■ Exercise set ■
A - Print the portion of the passage on herbal remedy use between "Guided by the" and "for cold/flu-like symptoms.", inclusive.
B - According to the passage on herbal remedy use, which herbal remedy did women in the study report most commonly?
C - Using the passage on herbal remedy use, explain why it is not surprising that greater belief in the efficacy and safety of herbal remedies was associated with their use.

■ Reading passage ■
◇ ◇ ◇ ◇ ◇ ◇ ◇
Guided by the CMIS model, this study has also examined the differences in the use of herbal remedies in terms of demographic factors, beliefs, and information seeking channels. As suggested by the CMIS model, we found that having greater belief in the efficacy and safety of herbal remedies was associated with the use of herbal remedies. This is not surprising since women often consider the herbal remedies as “natural,” and therefore they consider them to be safe. The most commonly reported herbal remedies by women in our study were fenugreek followed by honey and chamomile. Fenugreek has established safety and efficacy and was commonly used to increase milk production [24]; therefore women may have used it to increase milk production. In fact, the majority of women reported using the herbal remedies to increase breast milk production and for cold/flu-like symptoms.
◇ ◇ ◇ ◇ ◇ ◇ ◇
■ Information supplied ■
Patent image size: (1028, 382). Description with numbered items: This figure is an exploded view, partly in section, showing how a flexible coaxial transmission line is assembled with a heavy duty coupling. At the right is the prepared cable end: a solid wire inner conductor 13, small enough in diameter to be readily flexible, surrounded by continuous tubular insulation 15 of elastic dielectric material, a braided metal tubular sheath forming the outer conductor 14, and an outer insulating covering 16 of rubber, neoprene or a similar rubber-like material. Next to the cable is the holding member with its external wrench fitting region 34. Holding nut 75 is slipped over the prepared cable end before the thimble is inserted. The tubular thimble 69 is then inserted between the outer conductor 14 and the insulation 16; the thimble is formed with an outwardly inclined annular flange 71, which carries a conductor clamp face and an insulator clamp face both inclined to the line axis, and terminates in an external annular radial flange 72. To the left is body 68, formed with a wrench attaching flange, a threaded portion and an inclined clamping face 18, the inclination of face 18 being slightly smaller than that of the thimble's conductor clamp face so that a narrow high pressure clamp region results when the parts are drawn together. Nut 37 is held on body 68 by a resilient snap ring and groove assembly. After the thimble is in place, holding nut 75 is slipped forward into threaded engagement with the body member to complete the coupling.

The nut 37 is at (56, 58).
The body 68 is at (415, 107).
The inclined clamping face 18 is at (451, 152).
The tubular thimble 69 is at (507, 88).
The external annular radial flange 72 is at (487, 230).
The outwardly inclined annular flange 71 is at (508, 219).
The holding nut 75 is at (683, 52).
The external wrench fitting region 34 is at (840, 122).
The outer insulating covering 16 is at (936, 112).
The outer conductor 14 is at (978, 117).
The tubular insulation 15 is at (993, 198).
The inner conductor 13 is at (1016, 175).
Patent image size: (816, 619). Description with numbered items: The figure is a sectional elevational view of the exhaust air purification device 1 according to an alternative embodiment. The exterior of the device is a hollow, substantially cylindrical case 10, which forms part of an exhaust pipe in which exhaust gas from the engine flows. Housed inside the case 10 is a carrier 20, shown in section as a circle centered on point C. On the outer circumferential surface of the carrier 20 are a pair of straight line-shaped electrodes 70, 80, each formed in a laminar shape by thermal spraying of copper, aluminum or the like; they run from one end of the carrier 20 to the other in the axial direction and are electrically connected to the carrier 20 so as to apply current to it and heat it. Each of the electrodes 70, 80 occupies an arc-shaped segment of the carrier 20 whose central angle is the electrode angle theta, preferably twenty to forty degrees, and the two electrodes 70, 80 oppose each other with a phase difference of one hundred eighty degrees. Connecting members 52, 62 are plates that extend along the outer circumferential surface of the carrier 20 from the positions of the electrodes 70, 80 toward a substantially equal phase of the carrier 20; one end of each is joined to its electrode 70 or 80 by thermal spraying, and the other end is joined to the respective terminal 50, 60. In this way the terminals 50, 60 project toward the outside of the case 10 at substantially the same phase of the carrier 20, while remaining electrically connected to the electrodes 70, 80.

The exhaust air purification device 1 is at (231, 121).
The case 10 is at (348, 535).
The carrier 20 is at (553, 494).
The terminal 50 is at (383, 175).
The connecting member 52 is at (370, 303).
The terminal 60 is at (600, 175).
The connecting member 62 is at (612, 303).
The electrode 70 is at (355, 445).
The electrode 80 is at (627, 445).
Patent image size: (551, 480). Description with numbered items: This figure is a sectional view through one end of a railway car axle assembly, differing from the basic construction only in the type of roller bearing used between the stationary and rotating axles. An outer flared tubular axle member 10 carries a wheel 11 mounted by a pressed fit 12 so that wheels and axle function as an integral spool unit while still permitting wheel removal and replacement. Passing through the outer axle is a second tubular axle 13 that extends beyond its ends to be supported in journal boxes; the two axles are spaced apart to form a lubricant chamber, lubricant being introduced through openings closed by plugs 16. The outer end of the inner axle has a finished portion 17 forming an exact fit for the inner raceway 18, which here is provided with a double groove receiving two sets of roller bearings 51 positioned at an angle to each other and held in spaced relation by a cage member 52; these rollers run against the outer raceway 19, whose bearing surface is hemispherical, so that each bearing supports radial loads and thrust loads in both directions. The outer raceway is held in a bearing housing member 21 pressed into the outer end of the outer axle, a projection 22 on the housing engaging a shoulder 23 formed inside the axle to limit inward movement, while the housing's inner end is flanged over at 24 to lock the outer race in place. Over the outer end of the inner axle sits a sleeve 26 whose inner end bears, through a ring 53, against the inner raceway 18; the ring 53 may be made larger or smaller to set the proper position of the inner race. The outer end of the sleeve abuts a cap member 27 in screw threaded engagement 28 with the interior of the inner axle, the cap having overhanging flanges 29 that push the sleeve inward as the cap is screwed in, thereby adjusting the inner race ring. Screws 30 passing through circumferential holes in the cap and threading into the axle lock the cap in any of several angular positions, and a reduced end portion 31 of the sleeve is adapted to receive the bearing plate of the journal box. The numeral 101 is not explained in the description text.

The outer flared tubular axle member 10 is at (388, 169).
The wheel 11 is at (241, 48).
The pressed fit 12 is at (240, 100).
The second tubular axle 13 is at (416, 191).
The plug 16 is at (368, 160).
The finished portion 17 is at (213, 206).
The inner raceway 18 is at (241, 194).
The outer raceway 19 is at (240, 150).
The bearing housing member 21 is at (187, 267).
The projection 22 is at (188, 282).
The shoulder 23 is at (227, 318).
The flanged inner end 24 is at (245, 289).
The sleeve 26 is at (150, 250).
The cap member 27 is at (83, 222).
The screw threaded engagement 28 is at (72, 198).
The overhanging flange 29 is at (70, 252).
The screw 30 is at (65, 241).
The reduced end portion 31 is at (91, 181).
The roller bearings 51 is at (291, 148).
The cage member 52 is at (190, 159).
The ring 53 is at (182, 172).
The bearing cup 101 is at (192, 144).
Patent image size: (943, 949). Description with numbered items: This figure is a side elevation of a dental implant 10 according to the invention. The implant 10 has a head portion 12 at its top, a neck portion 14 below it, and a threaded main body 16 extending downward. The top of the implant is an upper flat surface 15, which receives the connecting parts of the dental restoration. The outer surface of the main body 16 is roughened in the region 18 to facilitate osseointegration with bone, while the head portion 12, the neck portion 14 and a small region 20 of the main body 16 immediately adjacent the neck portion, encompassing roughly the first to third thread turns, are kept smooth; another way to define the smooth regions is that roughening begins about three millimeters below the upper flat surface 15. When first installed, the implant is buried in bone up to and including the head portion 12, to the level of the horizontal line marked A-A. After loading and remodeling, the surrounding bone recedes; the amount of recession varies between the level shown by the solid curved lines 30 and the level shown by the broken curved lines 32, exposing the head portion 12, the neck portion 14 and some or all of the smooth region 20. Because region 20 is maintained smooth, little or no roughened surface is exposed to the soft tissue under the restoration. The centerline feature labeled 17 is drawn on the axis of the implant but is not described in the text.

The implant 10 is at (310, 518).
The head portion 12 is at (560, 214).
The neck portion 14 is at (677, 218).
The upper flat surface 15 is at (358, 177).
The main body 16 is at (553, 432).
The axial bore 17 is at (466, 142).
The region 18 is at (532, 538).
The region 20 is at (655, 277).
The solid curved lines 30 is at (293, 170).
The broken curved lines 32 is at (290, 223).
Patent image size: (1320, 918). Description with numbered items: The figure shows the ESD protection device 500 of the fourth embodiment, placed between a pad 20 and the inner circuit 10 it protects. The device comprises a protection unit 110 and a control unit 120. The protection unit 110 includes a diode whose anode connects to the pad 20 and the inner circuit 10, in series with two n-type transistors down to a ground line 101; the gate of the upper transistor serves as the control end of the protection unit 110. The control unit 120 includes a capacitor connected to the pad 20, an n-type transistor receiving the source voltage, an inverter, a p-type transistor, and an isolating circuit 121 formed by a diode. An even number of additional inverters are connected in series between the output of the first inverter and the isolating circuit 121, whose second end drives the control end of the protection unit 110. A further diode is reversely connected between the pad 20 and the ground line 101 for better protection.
◇ ◇ ◇ ◇ ◇ ◇ ◇
■ Task responses ■
A -
Guided by the CMIS model, this study has also examined the differences in the use of herbal remedies in terms of demographic factors, beliefs, and information seeking channels. As suggested by the CMIS model, we found that having greater belief in the efficacy and safety of herbal remedies was associated with the use of herbal remedies. This is not surprising since women often consider the herbal remedies as “natural,” and therefore they consider them to be safe. The most commonly reported herbal remedies by women in our study were fenugreek followed by honey and chamomile. Fenugreek has established safety and efficacy and was commonly used to increase milk production [24]; therefore women may have used it to increase milk production. In fact, the majority of women reported using the herbal remedies to increase breast milk production and for cold/flu-like symptoms.

B - Fenugreek.

C - Women often consider herbal remedies to be "natural," and therefore they consider them to be safe.